*PROBLEM TO SOLVE*:
Without omitting anything, retype the data that follows.

─── SUPPLIED MATERIAL ───

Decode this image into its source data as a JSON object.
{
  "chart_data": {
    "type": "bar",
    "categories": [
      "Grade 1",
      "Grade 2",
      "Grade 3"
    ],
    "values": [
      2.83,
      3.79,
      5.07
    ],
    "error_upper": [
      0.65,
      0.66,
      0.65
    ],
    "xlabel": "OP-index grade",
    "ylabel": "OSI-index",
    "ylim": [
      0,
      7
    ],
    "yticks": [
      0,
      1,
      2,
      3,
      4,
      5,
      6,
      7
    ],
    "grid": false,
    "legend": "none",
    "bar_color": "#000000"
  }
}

───

*WRITTEN ANSWER*:
Decode this image into its source data as a JSON object.
{
  "chart_data": {
    "type": "bar",
    "categories": [
      "Grade 1",
      "Grade 2",
      "Grade 3"
    ],
    "values": [
      2.83,
      3.79,
      5.07
    ],
    "error_upper": [
      0.65,
      0.66,
      0.65
    ],
    "xlabel": "OP-index grade",
    "ylabel": "OSI-index",
    "ylim": [
      0,
      7
    ],
    "yticks": [
      0,
      1,
      2,
      3,
      4,
      5,
      6,
      7
    ],
    "grid": false,
    "legend": "none",
    "bar_color": "#000000"
  }
}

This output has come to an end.